Task goal: Repeat the records in full and exactly, omitting pictures.

▼▼▼

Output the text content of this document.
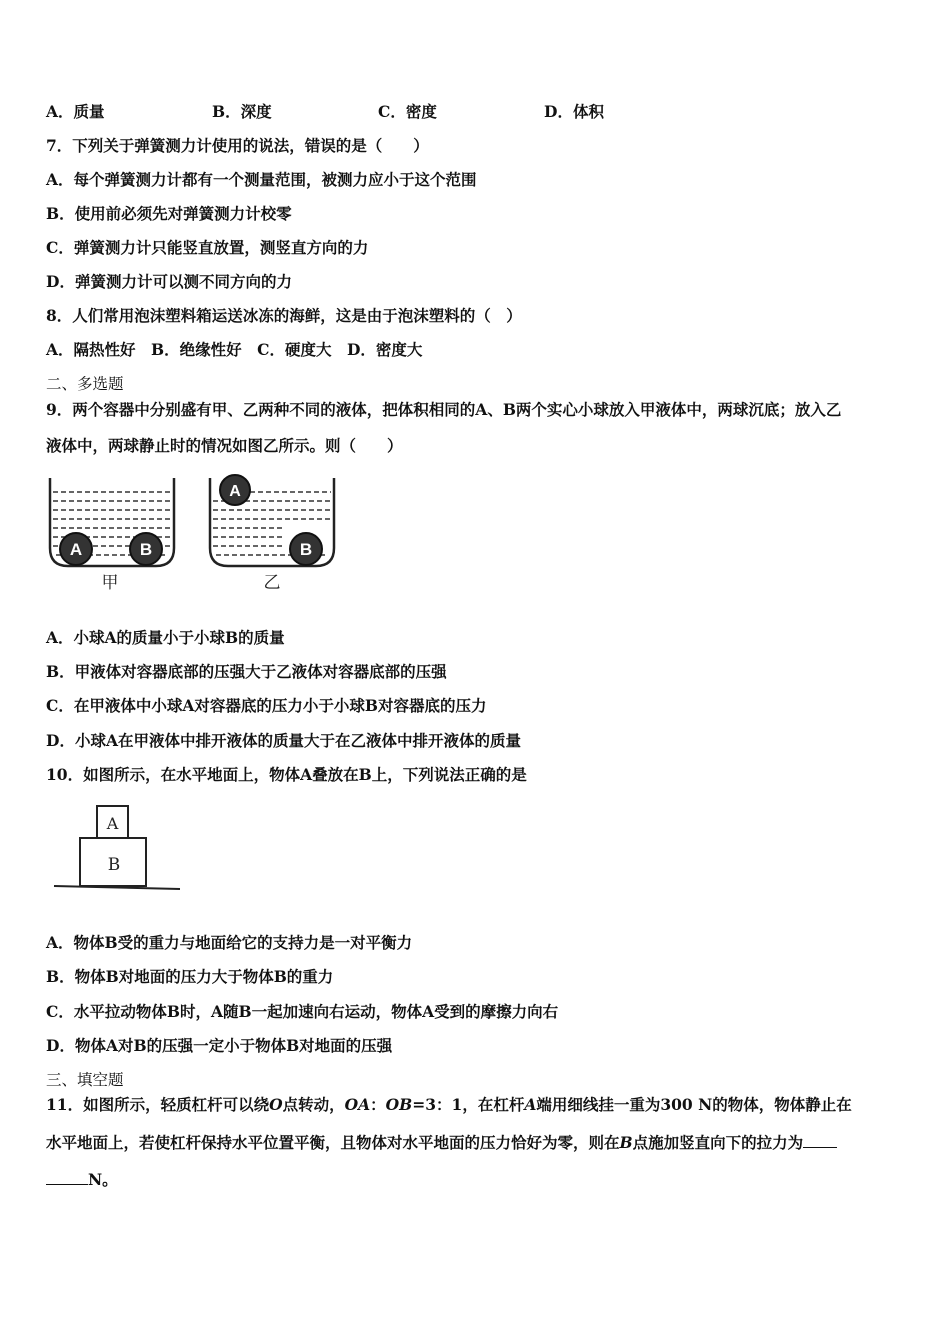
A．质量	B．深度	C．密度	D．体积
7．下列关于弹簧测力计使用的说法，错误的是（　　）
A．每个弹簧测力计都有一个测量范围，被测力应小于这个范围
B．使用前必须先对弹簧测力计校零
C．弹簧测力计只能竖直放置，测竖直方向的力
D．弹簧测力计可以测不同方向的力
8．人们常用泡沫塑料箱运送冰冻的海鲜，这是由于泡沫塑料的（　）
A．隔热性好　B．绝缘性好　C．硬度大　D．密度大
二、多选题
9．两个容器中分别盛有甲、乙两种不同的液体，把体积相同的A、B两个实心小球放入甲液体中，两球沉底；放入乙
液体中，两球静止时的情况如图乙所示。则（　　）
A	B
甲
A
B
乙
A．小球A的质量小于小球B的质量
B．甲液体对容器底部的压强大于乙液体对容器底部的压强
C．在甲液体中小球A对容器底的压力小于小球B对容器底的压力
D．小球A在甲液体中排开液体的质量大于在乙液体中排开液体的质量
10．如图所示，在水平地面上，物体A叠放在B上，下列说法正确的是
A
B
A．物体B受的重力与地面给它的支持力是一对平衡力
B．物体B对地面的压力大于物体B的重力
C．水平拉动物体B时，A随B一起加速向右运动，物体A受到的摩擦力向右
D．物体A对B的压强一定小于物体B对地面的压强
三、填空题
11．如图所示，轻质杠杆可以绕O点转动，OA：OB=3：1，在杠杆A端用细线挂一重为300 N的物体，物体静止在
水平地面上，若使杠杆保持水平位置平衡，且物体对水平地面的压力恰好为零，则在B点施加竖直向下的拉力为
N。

▲▲▲

Problem solution:
Output the text content of this document.
A．质量	B．深度	C．密度	D．体积
7．下列关于弹簧测力计使用的说法，错误的是（　　）
A．每个弹簧测力计都有一个测量范围，被测力应小于这个范围
B．使用前必须先对弹簧测力计校零
C．弹簧测力计只能竖直放置，测竖直方向的力
D．弹簧测力计可以测不同方向的力
8．人们常用泡沫塑料箱运送冰冻的海鲜，这是由于泡沫塑料的（　）
A．隔热性好　B．绝缘性好　C．硬度大　D．密度大
二、多选题
9．两个容器中分别盛有甲、乙两种不同的液体，把体积相同的A、B两个实心小球放入甲液体中，两球沉底；放入乙
液体中，两球静止时的情况如图乙所示。则（　　）
A	B
甲
A
B
乙
A．小球A的质量小于小球B的质量
B．甲液体对容器底部的压强大于乙液体对容器底部的压强
C．在甲液体中小球A对容器底的压力小于小球B对容器底的压力
D．小球A在甲液体中排开液体的质量大于在乙液体中排开液体的质量
10．如图所示，在水平地面上，物体A叠放在B上，下列说法正确的是
A
B
A．物体B受的重力与地面给它的支持力是一对平衡力
B．物体B对地面的压力大于物体B的重力
C．水平拉动物体B时，A随B一起加速向右运动，物体A受到的摩擦力向右
D．物体A对B的压强一定小于物体B对地面的压强
三、填空题
11．如图所示，轻质杠杆可以绕O点转动，OA：OB=3：1，在杠杆A端用细线挂一重为300 N的物体，物体静止在
水平地面上，若使杠杆保持水平位置平衡，且物体对水平地面的压力恰好为零，则在B点施加竖直向下的拉力为
N。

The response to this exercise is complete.